### Your instructions
Which lines of the records contain "الموضوعات"? Collect every one of them.

------ Supplied material

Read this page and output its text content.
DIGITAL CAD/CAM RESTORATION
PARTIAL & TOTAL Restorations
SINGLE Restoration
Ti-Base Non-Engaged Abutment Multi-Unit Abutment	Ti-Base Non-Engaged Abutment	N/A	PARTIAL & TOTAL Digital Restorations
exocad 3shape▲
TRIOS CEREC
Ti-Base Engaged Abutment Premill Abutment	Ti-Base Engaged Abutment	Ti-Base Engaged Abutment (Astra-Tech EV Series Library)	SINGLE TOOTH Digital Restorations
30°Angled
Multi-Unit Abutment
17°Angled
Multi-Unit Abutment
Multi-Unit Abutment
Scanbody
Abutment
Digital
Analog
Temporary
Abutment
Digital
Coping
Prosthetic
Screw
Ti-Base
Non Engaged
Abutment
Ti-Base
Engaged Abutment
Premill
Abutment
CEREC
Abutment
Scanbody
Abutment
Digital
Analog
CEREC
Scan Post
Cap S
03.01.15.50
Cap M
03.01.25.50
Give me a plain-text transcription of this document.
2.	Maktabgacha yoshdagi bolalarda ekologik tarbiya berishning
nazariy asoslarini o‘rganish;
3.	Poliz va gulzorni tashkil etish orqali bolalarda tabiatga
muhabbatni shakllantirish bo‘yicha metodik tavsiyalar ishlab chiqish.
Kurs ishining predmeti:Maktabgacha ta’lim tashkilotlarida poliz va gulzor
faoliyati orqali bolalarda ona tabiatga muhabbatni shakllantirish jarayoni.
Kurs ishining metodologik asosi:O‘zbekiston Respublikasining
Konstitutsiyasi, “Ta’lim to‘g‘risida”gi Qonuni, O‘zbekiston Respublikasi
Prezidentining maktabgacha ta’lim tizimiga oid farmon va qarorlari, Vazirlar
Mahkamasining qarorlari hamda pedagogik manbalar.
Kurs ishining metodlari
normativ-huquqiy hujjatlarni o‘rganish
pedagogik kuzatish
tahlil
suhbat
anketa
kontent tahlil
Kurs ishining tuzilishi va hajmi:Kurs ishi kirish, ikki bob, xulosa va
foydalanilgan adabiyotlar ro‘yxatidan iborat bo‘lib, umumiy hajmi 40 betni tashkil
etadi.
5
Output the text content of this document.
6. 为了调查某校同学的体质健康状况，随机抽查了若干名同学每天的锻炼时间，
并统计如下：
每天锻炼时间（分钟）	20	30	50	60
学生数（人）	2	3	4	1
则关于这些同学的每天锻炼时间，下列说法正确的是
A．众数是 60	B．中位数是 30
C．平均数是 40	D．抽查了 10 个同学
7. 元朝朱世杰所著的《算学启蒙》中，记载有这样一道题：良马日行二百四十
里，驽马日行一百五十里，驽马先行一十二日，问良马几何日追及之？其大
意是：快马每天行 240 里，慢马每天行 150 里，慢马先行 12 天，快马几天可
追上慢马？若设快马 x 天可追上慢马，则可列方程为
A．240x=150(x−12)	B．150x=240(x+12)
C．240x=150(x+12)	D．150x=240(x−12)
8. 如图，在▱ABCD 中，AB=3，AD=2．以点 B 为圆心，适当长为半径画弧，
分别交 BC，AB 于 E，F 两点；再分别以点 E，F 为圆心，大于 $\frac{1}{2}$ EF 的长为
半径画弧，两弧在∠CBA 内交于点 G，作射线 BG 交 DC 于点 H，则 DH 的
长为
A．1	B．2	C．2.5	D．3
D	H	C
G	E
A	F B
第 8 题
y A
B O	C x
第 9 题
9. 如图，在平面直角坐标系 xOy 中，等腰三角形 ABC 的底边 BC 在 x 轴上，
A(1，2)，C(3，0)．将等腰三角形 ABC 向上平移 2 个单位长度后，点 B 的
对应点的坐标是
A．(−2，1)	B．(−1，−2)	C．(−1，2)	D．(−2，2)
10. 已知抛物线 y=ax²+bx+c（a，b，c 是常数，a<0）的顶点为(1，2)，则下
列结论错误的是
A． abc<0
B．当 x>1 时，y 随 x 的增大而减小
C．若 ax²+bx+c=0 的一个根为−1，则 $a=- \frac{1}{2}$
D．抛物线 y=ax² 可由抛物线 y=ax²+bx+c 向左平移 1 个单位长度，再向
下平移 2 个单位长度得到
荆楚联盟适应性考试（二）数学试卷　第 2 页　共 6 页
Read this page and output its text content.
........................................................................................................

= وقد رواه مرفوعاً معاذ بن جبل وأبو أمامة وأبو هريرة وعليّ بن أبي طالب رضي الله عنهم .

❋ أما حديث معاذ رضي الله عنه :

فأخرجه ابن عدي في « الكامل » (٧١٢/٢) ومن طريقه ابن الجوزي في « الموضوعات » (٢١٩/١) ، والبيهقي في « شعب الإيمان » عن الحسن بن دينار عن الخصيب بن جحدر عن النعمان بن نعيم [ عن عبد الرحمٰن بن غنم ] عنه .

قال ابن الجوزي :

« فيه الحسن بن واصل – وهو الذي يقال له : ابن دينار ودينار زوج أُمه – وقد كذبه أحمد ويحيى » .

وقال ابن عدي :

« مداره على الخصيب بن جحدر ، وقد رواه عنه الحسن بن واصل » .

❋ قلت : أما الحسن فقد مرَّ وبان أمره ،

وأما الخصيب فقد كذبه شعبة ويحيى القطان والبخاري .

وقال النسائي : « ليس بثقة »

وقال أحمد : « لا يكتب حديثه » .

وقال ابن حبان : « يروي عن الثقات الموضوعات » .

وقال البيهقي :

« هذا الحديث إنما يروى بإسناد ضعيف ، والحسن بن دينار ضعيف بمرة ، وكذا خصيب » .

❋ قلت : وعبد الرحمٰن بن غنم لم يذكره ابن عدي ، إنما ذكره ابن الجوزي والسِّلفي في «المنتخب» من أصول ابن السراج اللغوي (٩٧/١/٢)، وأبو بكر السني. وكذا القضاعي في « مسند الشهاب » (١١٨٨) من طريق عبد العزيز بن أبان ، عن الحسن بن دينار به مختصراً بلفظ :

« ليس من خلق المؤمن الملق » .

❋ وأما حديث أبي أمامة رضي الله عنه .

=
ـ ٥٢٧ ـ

------------

### Written reply
فأخرجه ابن عدي في « الكامل » (٧١٢/٢) ومن طريقه ابن الجوزي في « الموضوعات » (٢١٩/١) ، والبيهقي في « شعب الإيمان » عن الحسن بن دينار عن الخصيب بن جحدر عن النعمان بن نعيم [ عن عبد الرحمٰن بن غنم ] عنه .
وقال ابن حبان : « يروي عن الثقات الموضوعات » .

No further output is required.